# Task prompt:
Check the listing below line by line and report how many lines hold "Forecast", with no other words.

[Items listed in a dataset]
::::
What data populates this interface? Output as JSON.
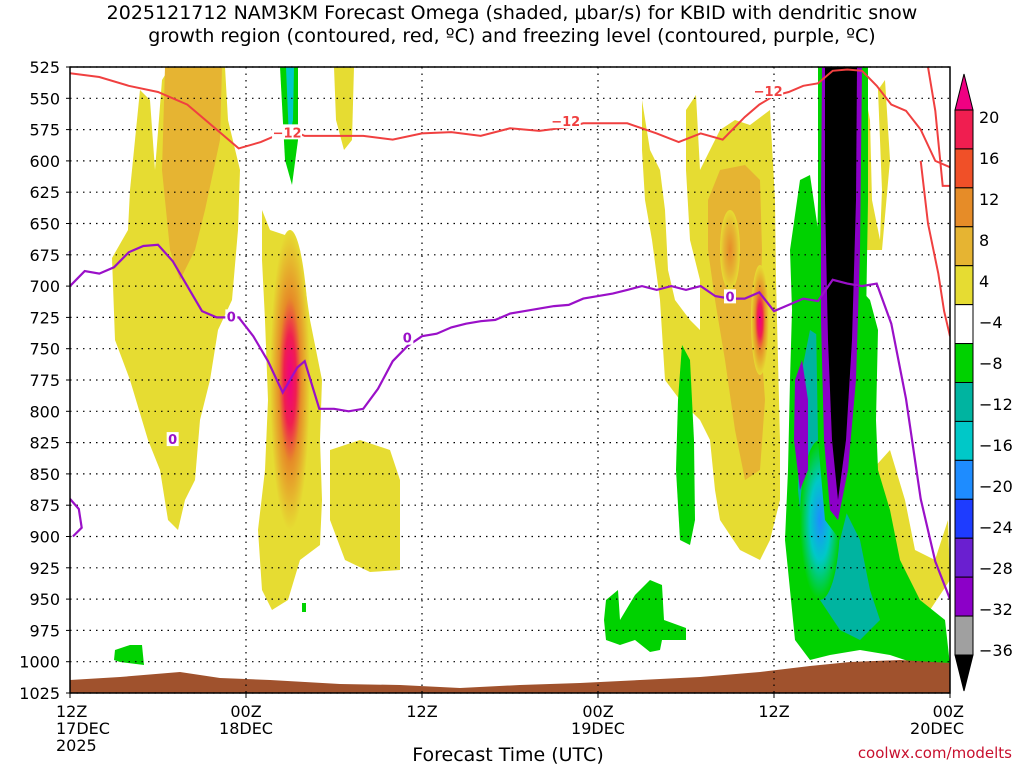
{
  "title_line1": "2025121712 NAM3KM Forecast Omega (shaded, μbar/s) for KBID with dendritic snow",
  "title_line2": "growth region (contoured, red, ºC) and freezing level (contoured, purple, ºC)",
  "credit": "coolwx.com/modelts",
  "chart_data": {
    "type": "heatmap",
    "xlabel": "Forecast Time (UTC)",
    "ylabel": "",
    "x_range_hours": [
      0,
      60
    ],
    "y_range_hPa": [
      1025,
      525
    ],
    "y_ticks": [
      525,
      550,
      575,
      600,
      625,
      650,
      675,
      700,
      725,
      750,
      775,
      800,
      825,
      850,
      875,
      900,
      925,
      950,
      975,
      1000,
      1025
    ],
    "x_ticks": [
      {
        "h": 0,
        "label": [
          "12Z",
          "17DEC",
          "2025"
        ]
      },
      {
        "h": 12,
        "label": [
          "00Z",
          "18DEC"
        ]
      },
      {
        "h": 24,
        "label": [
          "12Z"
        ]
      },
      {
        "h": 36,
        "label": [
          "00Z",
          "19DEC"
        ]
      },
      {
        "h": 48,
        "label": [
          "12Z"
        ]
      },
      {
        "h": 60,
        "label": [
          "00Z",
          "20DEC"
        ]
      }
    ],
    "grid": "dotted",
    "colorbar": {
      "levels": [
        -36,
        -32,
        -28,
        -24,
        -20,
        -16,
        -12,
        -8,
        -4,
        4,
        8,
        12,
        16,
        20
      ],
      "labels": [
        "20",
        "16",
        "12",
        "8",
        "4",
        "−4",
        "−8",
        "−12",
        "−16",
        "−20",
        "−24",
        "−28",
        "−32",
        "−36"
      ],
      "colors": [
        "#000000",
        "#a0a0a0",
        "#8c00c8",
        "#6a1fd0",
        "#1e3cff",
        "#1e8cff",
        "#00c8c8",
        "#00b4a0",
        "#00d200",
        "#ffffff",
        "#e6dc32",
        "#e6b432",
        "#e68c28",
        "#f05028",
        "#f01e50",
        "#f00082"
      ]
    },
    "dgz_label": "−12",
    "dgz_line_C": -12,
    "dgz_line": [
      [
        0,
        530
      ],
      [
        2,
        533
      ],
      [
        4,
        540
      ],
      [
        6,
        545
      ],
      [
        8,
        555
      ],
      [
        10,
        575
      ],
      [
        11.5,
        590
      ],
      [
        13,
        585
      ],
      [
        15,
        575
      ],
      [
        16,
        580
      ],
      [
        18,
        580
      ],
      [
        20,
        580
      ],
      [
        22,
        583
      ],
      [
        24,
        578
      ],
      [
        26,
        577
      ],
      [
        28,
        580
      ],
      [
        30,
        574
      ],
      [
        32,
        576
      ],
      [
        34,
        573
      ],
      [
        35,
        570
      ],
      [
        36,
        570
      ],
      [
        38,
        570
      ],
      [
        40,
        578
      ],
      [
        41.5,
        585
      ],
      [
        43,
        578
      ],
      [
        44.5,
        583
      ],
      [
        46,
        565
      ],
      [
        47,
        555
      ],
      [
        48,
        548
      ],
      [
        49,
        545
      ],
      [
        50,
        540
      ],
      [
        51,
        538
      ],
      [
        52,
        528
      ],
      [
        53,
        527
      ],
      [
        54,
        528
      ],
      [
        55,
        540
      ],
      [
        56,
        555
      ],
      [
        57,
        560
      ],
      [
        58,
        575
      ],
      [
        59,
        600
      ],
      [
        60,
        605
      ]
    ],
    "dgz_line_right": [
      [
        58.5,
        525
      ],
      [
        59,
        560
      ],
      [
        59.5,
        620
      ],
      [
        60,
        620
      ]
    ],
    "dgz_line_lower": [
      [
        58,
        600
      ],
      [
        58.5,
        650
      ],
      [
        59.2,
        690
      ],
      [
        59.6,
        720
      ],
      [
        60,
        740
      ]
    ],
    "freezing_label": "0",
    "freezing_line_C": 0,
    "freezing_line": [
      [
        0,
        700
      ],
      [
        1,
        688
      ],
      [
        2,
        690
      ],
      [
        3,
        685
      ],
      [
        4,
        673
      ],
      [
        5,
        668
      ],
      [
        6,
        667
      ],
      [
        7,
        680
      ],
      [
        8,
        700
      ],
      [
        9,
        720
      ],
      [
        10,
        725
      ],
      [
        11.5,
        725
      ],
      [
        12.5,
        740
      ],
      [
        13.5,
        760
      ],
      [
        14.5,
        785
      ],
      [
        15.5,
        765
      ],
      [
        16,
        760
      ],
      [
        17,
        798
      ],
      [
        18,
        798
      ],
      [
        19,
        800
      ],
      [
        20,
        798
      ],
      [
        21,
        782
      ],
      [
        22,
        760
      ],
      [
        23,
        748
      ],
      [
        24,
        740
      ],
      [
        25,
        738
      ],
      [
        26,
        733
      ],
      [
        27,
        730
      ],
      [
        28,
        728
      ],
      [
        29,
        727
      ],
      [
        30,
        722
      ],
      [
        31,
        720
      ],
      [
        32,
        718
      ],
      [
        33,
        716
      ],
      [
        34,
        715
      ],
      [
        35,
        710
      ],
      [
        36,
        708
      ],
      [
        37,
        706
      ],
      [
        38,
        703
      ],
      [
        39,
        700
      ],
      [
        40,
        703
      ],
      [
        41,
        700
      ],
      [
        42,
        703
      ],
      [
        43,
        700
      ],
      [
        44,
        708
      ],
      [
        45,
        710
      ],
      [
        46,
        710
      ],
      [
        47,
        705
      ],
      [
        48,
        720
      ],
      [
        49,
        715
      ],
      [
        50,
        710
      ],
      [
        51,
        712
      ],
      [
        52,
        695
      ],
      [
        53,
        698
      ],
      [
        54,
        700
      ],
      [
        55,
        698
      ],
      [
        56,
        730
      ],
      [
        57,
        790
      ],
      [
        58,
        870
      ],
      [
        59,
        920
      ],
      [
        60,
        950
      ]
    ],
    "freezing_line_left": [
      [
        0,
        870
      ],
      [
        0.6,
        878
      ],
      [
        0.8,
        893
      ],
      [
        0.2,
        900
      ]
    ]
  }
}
::::
# Output:
2